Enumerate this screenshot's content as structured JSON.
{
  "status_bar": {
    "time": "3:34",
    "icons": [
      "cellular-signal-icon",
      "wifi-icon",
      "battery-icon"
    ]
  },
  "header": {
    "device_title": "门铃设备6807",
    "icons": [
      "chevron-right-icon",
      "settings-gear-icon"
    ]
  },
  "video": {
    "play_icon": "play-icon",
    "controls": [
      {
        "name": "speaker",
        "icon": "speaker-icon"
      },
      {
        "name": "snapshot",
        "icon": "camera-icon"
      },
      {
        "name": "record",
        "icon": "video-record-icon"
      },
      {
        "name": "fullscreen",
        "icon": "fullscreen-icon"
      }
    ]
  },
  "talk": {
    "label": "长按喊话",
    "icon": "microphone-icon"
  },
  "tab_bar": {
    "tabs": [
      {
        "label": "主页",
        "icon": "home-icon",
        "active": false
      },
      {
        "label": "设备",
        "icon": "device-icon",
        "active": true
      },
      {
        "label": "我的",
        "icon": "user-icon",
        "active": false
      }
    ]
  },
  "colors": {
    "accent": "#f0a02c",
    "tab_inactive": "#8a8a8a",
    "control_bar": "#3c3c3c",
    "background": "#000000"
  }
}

============================================================

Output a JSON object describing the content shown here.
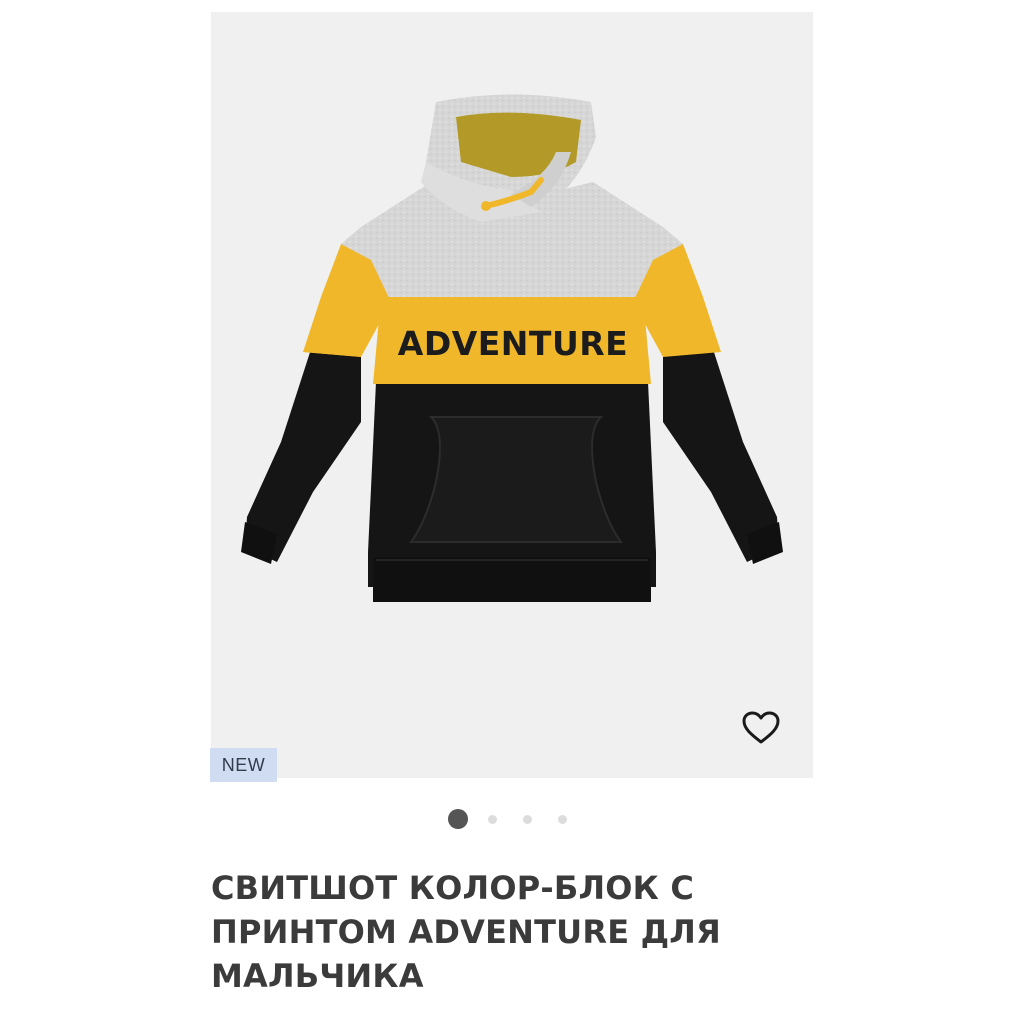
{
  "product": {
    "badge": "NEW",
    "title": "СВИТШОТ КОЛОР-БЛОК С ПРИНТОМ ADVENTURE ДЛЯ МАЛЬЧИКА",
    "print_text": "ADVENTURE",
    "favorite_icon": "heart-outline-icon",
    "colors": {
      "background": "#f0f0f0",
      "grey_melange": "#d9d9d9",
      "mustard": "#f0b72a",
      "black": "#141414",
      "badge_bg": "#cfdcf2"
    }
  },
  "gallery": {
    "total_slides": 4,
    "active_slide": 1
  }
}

============================================================

• Set problem: Return, from the data, each line that has the word "JSON" in it.

• Answer to the task:
Enumerate this screenshot's content as structured JSON.
Output a JSON object describing the content shown here.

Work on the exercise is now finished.